▸ **Work to complete**: Which lines hold the string "icon"? Copy every one of them.

## START

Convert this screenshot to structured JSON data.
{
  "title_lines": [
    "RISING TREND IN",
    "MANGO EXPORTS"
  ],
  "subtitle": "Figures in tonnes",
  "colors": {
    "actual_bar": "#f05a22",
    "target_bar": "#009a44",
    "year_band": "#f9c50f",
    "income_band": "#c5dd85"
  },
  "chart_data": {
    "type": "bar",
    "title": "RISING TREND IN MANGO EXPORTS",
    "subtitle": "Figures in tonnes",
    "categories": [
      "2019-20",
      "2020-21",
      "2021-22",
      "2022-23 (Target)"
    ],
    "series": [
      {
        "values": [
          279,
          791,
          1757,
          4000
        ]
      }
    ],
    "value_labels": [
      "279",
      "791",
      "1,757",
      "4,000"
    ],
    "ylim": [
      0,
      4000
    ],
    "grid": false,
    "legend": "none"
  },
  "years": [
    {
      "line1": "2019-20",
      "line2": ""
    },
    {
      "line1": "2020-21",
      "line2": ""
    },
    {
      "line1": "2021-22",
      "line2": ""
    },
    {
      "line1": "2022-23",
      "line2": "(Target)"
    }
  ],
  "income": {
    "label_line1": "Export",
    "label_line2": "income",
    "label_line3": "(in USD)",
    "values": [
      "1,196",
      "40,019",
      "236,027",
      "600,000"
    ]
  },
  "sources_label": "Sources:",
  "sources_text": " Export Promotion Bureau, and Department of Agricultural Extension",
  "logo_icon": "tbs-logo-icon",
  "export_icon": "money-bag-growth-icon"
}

## END

▸ **Written response**:
  "logo_icon": "tbs-logo-icon",
  "export_icon": "money-bag-growth-icon"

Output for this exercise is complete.